▶ _Task goal_
Retype all of the entries below word for word, but leave the pictures out of your answer.

# start of Materials provided

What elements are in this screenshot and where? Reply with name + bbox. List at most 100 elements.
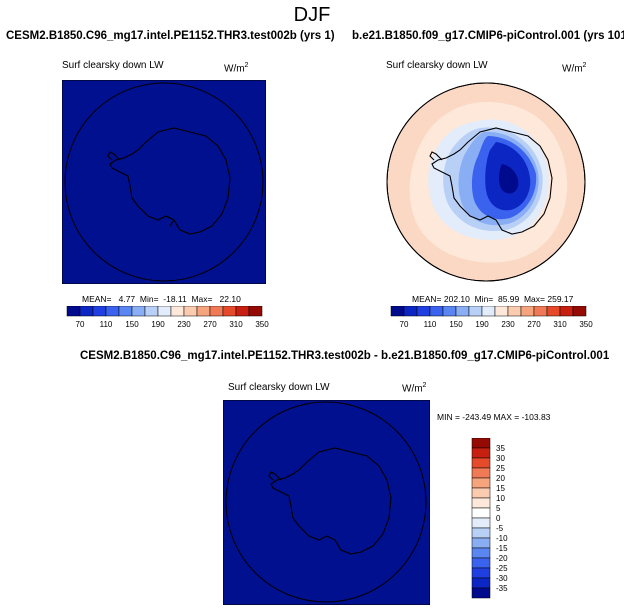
diff-colorbar-swatch	[471, 457, 491, 469]
control-colorbar-tick-label: 270	[527, 320, 541, 329]
control-units-label: W/m2	[562, 62, 587, 75]
diff-variable-label: Surf clearsky down LW	[228, 382, 330, 393]
control-colorbar-tick-label: 150	[449, 320, 463, 329]
diff-colorbar-tick-label: 20	[496, 474, 505, 483]
test-colorbar-swatch	[105, 306, 120, 317]
diff-colorbar-swatch	[471, 477, 491, 489]
test-peninsula-coastline	[107, 151, 121, 161]
diff-colorbar-swatch	[471, 557, 491, 569]
diff-colorbar-swatch	[471, 547, 491, 559]
test-colorbar-swatch	[235, 306, 250, 317]
diff-peninsula-coastline	[268, 471, 282, 481]
test-colorbar-swatch	[144, 306, 159, 317]
control-colorbar: 70 110 150 190 230 270 310 350	[390, 306, 593, 329]
control-variable-label: Surf clearsky down LW	[386, 60, 488, 71]
test-colorbar-tick-label: 270	[203, 320, 217, 329]
diff-colorbar-tick-label: -10	[496, 534, 508, 543]
diff-colorbar-swatch	[471, 567, 491, 579]
control-colorbar-swatch	[455, 306, 470, 317]
test-colorbar-tick-label: 150	[125, 320, 139, 329]
test-colorbar-swatch	[183, 306, 198, 317]
diff-colorbar-tick-label: -30	[496, 574, 508, 583]
diff-colorbar-tick-label: -20	[496, 554, 508, 563]
diff-colorbar-swatch	[471, 527, 491, 539]
control-colorbar-tick-label: 310	[553, 320, 567, 329]
diff-colorbar-tick-label: 10	[496, 494, 505, 503]
test-stats-text: MEAN= 4.77 Min= -18.11 Max= 22.10	[82, 294, 241, 304]
control-colorbar-swatch	[442, 306, 457, 317]
diff-colorbar-tick-label: 5	[496, 504, 501, 513]
diff-colorbar-tick-label: 15	[496, 484, 505, 493]
control-colorbar-swatch	[390, 306, 405, 317]
test-colorbar-tick-label: 230	[177, 320, 191, 329]
control-colorbar-tick-label: 190	[475, 320, 489, 329]
diff-colorbar-swatch	[471, 467, 491, 479]
diff-colorbar-swatch	[471, 497, 491, 509]
test-colorbar-swatch	[66, 306, 81, 317]
diff-colorbar-swatch	[471, 447, 491, 459]
diff-colorbar-tick-label: -35	[496, 584, 508, 593]
test-colorbar-swatch	[131, 306, 146, 317]
test-colorbar-swatch	[196, 306, 211, 317]
test-polar-map	[62, 80, 266, 284]
control-colorbar-tick-label: 70	[400, 320, 409, 329]
page-title: DJF	[293, 4, 331, 26]
control-colorbar-tick-label: 230	[501, 320, 515, 329]
diff-colorbar-swatch	[471, 487, 491, 499]
control-colorbar-swatch	[481, 306, 496, 317]
control-peninsula-coastline	[429, 151, 443, 161]
control-colorbar-swatch	[429, 306, 444, 317]
test-case-title: CESM2.B1850.C96_mg17.intel.PE1152.THR3.t…	[6, 30, 335, 42]
test-units-label: W/m2	[224, 62, 249, 75]
diff-colorbar-swatch	[471, 537, 491, 549]
diff-colorbar-tick-label: -5	[496, 524, 504, 533]
diff-units-label: W/m2	[402, 382, 427, 395]
control-colorbar-swatch	[546, 306, 561, 317]
control-stats-text: MEAN= 202.10 Min= 85.99 Max= 259.17	[412, 294, 574, 304]
test-colorbar-swatch	[157, 306, 172, 317]
control-case-title: b.e21.B1850.f09_g17.CMIP6-piControl.001 …	[352, 30, 624, 42]
test-variable-label: Surf clearsky down LW	[62, 60, 164, 71]
control-colorbar-swatch	[468, 306, 483, 317]
diff-colorbar-swatch	[471, 577, 491, 589]
test-colorbar-swatch	[79, 306, 94, 317]
diff-colorbar-swatch	[471, 507, 491, 519]
control-polar-map	[386, 82, 586, 282]
diff-colorbar-tick-label: 35	[496, 444, 505, 453]
test-colorbar-tick-label: 70	[76, 320, 85, 329]
test-colorbar-swatch	[222, 306, 237, 317]
control-antarctica-coastline	[431, 127, 553, 235]
diff-colorbar-swatch	[471, 517, 491, 529]
test-colorbar-tick-label: 110	[100, 320, 113, 329]
control-colorbar-swatch	[507, 306, 522, 317]
control-colorbar-swatch	[520, 306, 535, 317]
diff-colorbar-tick-label: -25	[496, 564, 508, 573]
control-map-boundary-circle	[386, 82, 586, 282]
test-ross-ice-shelf-line	[165, 215, 175, 227]
test-colorbar-tick-label: 190	[151, 320, 165, 329]
test-map-field	[62, 80, 266, 284]
test-map-boundary-circle	[64, 82, 264, 282]
diff-polar-map	[223, 400, 430, 605]
diff-stats-text: MIN = -243.49 MAX = -103.83	[437, 412, 551, 422]
diff-map-field	[223, 400, 430, 605]
diff-colorbar-tick-label: -15	[496, 544, 508, 553]
diff-case-title: CESM2.B1850.C96_mg17.intel.PE1152.THR3.t…	[80, 350, 610, 362]
control-colorbar-swatch	[403, 306, 418, 317]
diff-colorbar-tick-label: 25	[496, 464, 505, 473]
control-colorbar-swatch	[533, 306, 548, 317]
control-colorbar-swatch	[494, 306, 509, 317]
test-colorbar-swatch	[209, 306, 224, 317]
control-colorbar-swatch	[559, 306, 574, 317]
diff-colorbar-swatch	[471, 438, 491, 449]
test-colorbar-swatch	[248, 306, 263, 317]
test-colorbar-swatch	[118, 306, 133, 317]
diff-colorbar-swatch	[471, 587, 491, 599]
test-colorbar-swatch	[170, 306, 185, 317]
control-colorbar-tick-label: 350	[579, 320, 593, 329]
diff-antarctica-coastline	[270, 447, 392, 555]
test-colorbar-swatch	[92, 306, 107, 317]
control-colorbar-swatch	[416, 306, 431, 317]
control-colorbar-tick-label: 110	[424, 320, 437, 329]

# end of Materials provided

▶ _Response to this exercise_
What elements are in this screenshot and where? Reply with name + bbox. List at most 100 elements.
diff-colorbar-swatch	[471, 457, 491, 469]
control-colorbar-tick-label: 270	[527, 320, 541, 329]
control-units-label: W/m2	[562, 62, 587, 75]
diff-variable-label: Surf clearsky down LW	[228, 382, 330, 393]
control-colorbar-tick-label: 150	[449, 320, 463, 329]
diff-colorbar-tick-label: 20	[496, 474, 505, 483]
test-colorbar-swatch	[105, 306, 120, 317]
diff-colorbar-swatch	[471, 477, 491, 489]
test-peninsula-coastline	[107, 151, 121, 161]
diff-colorbar-swatch	[471, 557, 491, 569]
diff-colorbar-swatch	[471, 547, 491, 559]
test-colorbar-swatch	[235, 306, 250, 317]
diff-peninsula-coastline	[268, 471, 282, 481]
test-colorbar-swatch	[144, 306, 159, 317]
control-colorbar: 70 110 150 190 230 270 310 350	[390, 306, 593, 329]
control-variable-label: Surf clearsky down LW	[386, 60, 488, 71]
test-colorbar-tick-label: 270	[203, 320, 217, 329]
diff-colorbar-tick-label: -10	[496, 534, 508, 543]
diff-colorbar-swatch	[471, 567, 491, 579]
control-colorbar-swatch	[455, 306, 470, 317]
test-colorbar-tick-label: 150	[125, 320, 139, 329]
test-colorbar-swatch	[183, 306, 198, 317]
diff-colorbar-tick-label: -30	[496, 574, 508, 583]
diff-colorbar-tick-label: -20	[496, 554, 508, 563]
diff-colorbar-swatch	[471, 527, 491, 539]
control-colorbar-tick-label: 310	[553, 320, 567, 329]
diff-colorbar-tick-label: 10	[496, 494, 505, 503]
test-stats-text: MEAN= 4.77 Min= -18.11 Max= 22.10	[82, 294, 241, 304]
control-colorbar-swatch	[442, 306, 457, 317]
diff-colorbar-tick-label: 5	[496, 504, 501, 513]
diff-colorbar-tick-label: 15	[496, 484, 505, 493]
control-colorbar-swatch	[390, 306, 405, 317]
test-colorbar-tick-label: 230	[177, 320, 191, 329]
control-colorbar-tick-label: 190	[475, 320, 489, 329]
diff-colorbar-swatch	[471, 467, 491, 479]
diff-colorbar-swatch	[471, 497, 491, 509]
test-colorbar-swatch	[66, 306, 81, 317]
diff-colorbar-swatch	[471, 447, 491, 459]
diff-colorbar-tick-label: -35	[496, 584, 508, 593]
test-colorbar-swatch	[131, 306, 146, 317]
test-colorbar-swatch	[196, 306, 211, 317]
test-polar-map	[62, 80, 266, 284]
control-colorbar-tick-label: 70	[400, 320, 409, 329]
page-title: DJF	[293, 4, 331, 26]
control-colorbar-tick-label: 230	[501, 320, 515, 329]
diff-colorbar-swatch	[471, 487, 491, 499]
control-colorbar-swatch	[481, 306, 496, 317]
control-peninsula-coastline	[429, 151, 443, 161]
control-colorbar-swatch	[429, 306, 444, 317]
test-case-title: CESM2.B1850.C96_mg17.intel.PE1152.THR3.t…	[6, 30, 335, 42]
test-units-label: W/m2	[224, 62, 249, 75]
diff-colorbar-swatch	[471, 537, 491, 549]
diff-colorbar-tick-label: -5	[496, 524, 504, 533]
diff-units-label: W/m2	[402, 382, 427, 395]
control-colorbar-swatch	[546, 306, 561, 317]
control-stats-text: MEAN= 202.10 Min= 85.99 Max= 259.17	[412, 294, 574, 304]
test-colorbar-swatch	[157, 306, 172, 317]
control-case-title: b.e21.B1850.f09_g17.CMIP6-piControl.001 …	[352, 30, 624, 42]
test-variable-label: Surf clearsky down LW	[62, 60, 164, 71]
control-colorbar-swatch	[468, 306, 483, 317]
diff-colorbar-swatch	[471, 577, 491, 589]
test-colorbar-swatch	[79, 306, 94, 317]
diff-colorbar-swatch	[471, 507, 491, 519]
control-polar-map	[386, 82, 586, 282]
diff-colorbar-tick-label: 35	[496, 444, 505, 453]
test-colorbar-tick-label: 70	[76, 320, 85, 329]
test-colorbar-swatch	[222, 306, 237, 317]
control-antarctica-coastline	[431, 127, 553, 235]
diff-colorbar-swatch	[471, 517, 491, 529]
test-colorbar-tick-label: 110	[100, 320, 113, 329]
control-colorbar-swatch	[507, 306, 522, 317]
control-colorbar-swatch	[520, 306, 535, 317]
diff-colorbar-tick-label: -25	[496, 564, 508, 573]
control-map-boundary-circle	[386, 82, 586, 282]
test-ross-ice-shelf-line	[165, 215, 175, 227]
test-colorbar-tick-label: 190	[151, 320, 165, 329]
test-map-field	[62, 80, 266, 284]
test-map-boundary-circle	[64, 82, 264, 282]
diff-polar-map	[223, 400, 430, 605]
diff-stats-text: MIN = -243.49 MAX = -103.83	[437, 412, 551, 422]
diff-map-field	[223, 400, 430, 605]
diff-colorbar-tick-label: -15	[496, 544, 508, 553]
diff-case-title: CESM2.B1850.C96_mg17.intel.PE1152.THR3.t…	[80, 350, 610, 362]
control-colorbar-swatch	[403, 306, 418, 317]
diff-colorbar-tick-label: 25	[496, 464, 505, 473]
control-colorbar-swatch	[533, 306, 548, 317]
control-colorbar-swatch	[494, 306, 509, 317]
test-colorbar-swatch	[209, 306, 224, 317]
control-colorbar-swatch	[559, 306, 574, 317]
diff-colorbar-swatch	[471, 438, 491, 449]
test-colorbar-swatch	[248, 306, 263, 317]
test-colorbar-swatch	[118, 306, 133, 317]
diff-colorbar-swatch	[471, 587, 491, 599]
test-colorbar-swatch	[170, 306, 185, 317]
control-colorbar-tick-label: 350	[579, 320, 593, 329]
diff-antarctica-coastline	[270, 447, 392, 555]
test-colorbar-swatch	[92, 306, 107, 317]
control-colorbar-swatch	[416, 306, 431, 317]
control-colorbar-tick-label: 110	[424, 320, 437, 329]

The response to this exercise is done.